#### Exercise requirements
Reproduce all of the listing below without alteration.

#### The input
— Start —
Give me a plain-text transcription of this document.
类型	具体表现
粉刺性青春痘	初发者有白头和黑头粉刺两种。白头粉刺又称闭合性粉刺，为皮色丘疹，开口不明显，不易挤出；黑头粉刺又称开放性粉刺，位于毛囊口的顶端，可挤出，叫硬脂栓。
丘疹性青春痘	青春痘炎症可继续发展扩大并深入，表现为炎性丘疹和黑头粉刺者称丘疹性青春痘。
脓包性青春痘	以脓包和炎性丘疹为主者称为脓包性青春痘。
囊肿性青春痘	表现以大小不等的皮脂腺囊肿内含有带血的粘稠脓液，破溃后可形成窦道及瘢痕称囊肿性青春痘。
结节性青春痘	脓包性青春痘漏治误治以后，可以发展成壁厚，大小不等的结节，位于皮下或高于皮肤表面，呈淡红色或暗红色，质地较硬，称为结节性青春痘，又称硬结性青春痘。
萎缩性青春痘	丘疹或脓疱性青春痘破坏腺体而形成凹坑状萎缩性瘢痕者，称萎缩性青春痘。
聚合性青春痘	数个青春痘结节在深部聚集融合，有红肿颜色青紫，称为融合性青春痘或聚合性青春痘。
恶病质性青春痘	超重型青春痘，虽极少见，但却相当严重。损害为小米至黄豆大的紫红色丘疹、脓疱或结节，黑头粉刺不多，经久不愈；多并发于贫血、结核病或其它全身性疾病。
— End —
#### Exercise output
Give me a plain-text transcription of this document.
类型	具体表现
粉刺性青春痘	初发者有白头和黑头粉刺两种。白头粉刺又称闭合性粉刺，为皮色丘疹，开口不明显，不易挤出；黑头粉刺又称开放性粉刺，位于毛囊口的顶端，可挤出，叫硬脂栓。
丘疹性青春痘	青春痘炎症可继续发展扩大并深入，表现为炎性丘疹和黑头粉刺者称丘疹性青春痘。
脓包性青春痘	以脓包和炎性丘疹为主者称为脓包性青春痘。
囊肿性青春痘	表现以大小不等的皮脂腺囊肿内含有带血的粘稠脓液，破溃后可形成窦道及瘢痕称囊肿性青春痘。
结节性青春痘	脓包性青春痘漏治误治以后，可以发展成壁厚，大小不等的结节，位于皮下或高于皮肤表面，呈淡红色或暗红色，质地较硬，称为结节性青春痘，又称硬结性青春痘。
萎缩性青春痘	丘疹或脓疱性青春痘破坏腺体而形成凹坑状萎缩性瘢痕者，称萎缩性青春痘。
聚合性青春痘	数个青春痘结节在深部聚集融合，有红肿颜色青紫，称为融合性青春痘或聚合性青春痘。
恶病质性青春痘	超重型青春痘，虽极少见，但却相当严重。损害为小米至黄豆大的紫红色丘疹、脓疱或结节，黑头粉刺不多，经久不愈；多并发于贫血、结核病或其它全身性疾病。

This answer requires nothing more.